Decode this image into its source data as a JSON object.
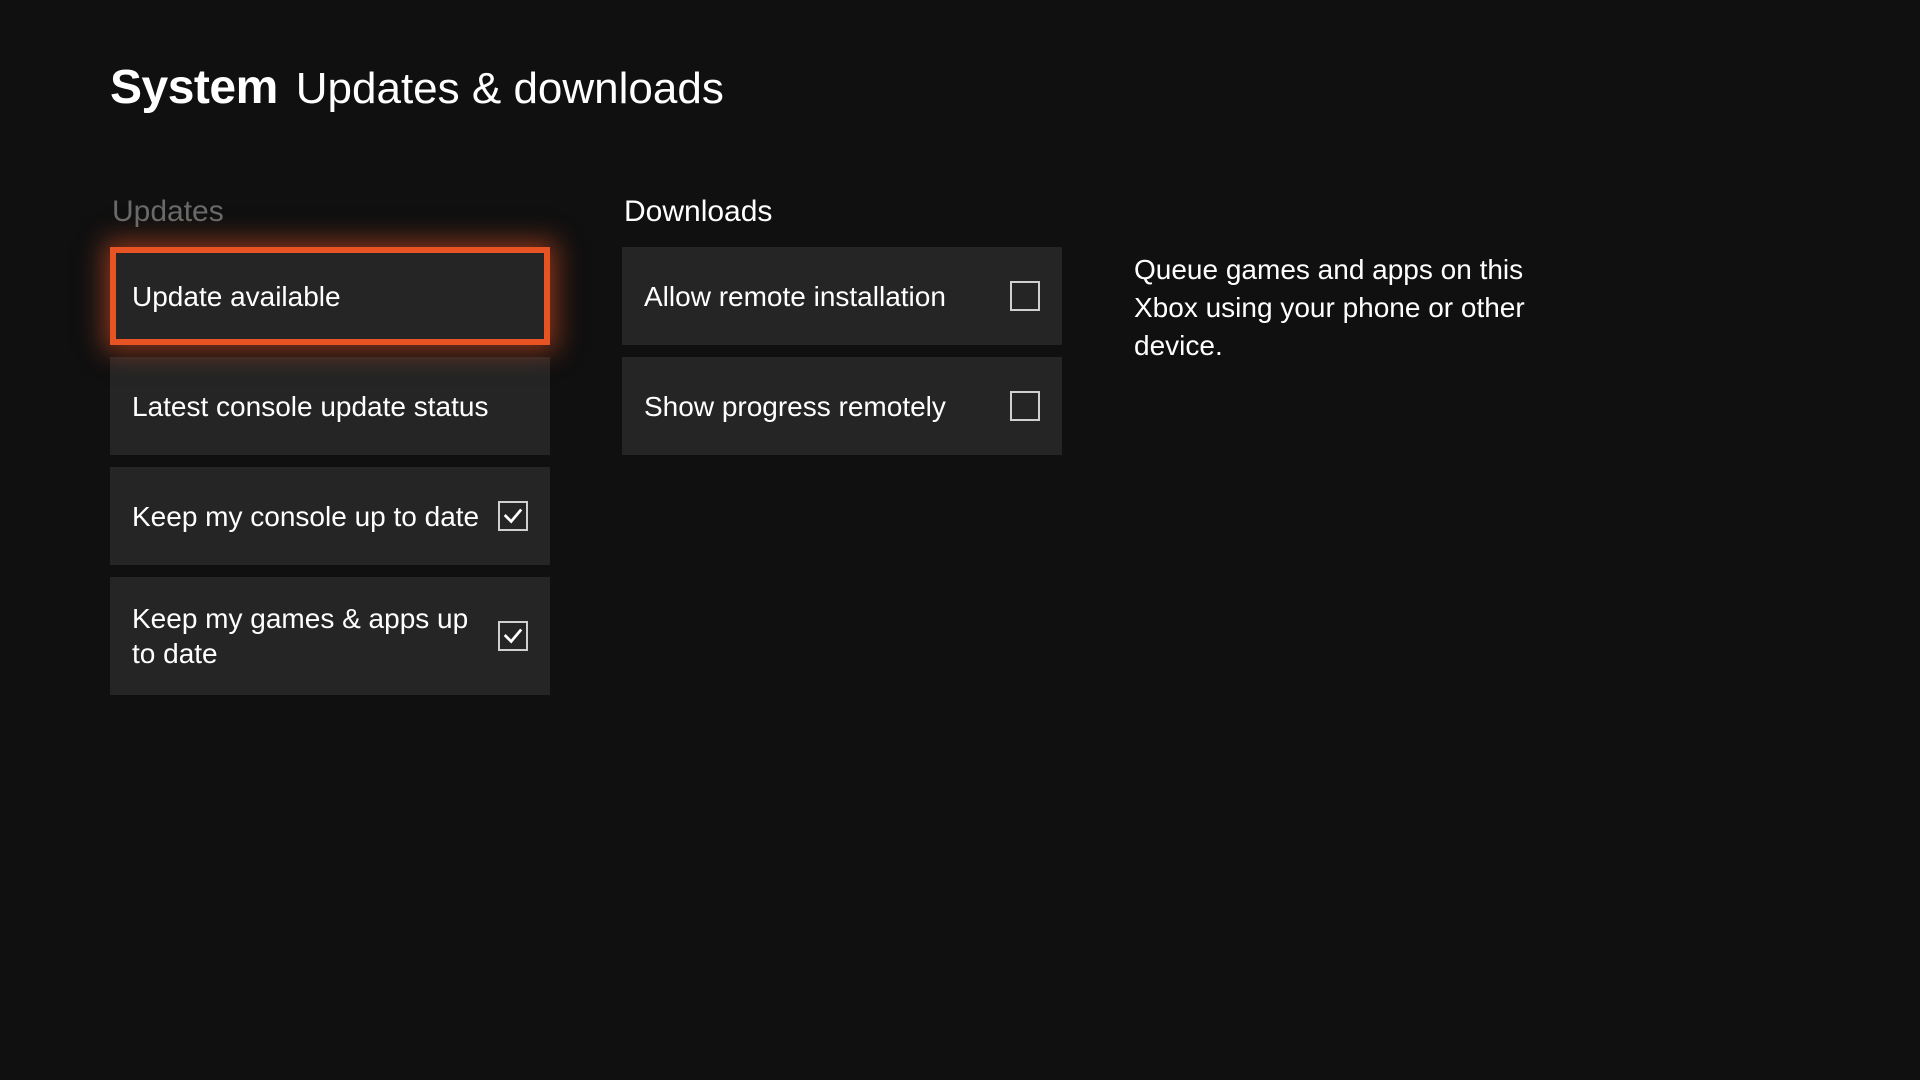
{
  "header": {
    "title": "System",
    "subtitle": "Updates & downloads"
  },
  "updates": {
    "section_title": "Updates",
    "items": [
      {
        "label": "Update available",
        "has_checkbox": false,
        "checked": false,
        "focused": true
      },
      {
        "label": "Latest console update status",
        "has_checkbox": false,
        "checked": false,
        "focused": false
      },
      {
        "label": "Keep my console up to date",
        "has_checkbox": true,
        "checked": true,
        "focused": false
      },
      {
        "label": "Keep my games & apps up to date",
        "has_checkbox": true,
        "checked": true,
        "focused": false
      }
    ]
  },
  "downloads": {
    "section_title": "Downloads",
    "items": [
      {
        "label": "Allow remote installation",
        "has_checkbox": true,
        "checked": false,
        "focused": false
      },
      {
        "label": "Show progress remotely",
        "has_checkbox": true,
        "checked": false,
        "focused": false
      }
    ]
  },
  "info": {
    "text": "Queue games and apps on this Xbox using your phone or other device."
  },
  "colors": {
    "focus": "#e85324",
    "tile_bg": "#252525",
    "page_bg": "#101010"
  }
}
===
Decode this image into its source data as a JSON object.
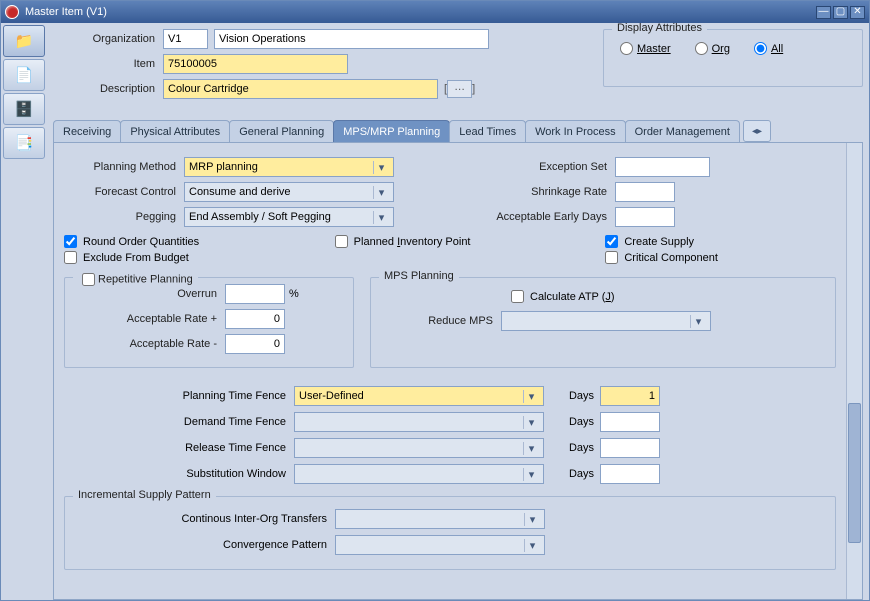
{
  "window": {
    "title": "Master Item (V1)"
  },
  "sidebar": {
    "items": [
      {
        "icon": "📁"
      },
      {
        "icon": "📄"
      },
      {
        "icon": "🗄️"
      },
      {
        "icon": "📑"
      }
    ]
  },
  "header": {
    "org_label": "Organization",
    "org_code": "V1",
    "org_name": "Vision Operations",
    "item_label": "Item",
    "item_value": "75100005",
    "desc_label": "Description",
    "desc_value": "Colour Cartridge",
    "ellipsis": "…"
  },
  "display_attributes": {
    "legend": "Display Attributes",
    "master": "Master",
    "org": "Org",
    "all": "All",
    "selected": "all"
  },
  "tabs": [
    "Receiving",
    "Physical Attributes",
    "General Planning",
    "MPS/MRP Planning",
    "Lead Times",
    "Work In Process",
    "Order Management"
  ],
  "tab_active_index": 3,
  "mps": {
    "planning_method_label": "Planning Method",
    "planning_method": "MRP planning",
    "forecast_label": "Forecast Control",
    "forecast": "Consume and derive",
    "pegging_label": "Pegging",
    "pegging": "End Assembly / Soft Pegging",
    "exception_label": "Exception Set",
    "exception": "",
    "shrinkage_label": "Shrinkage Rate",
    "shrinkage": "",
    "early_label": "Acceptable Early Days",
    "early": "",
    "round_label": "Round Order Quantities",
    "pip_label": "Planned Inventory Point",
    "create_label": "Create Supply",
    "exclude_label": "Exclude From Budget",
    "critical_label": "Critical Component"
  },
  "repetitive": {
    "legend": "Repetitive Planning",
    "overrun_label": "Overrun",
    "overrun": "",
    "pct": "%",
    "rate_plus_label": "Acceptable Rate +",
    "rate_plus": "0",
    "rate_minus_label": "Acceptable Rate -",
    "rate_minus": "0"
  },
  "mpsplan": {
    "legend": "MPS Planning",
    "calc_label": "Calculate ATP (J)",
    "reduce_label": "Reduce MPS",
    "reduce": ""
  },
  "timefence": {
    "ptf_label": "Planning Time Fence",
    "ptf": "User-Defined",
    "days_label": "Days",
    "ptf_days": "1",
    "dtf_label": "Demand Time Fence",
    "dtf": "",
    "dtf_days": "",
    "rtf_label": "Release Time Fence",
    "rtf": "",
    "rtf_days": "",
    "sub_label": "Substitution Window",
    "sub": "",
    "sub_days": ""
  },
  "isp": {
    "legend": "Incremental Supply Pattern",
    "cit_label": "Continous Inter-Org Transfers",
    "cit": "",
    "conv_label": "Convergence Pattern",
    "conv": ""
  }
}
===
*Task goal*.
Filter the data for the string "Pattern" and copy every line that has it.

*Expected answer*.
    "legend": "Incremental Supply Pattern",
    "conv_label": "Convergence Pattern",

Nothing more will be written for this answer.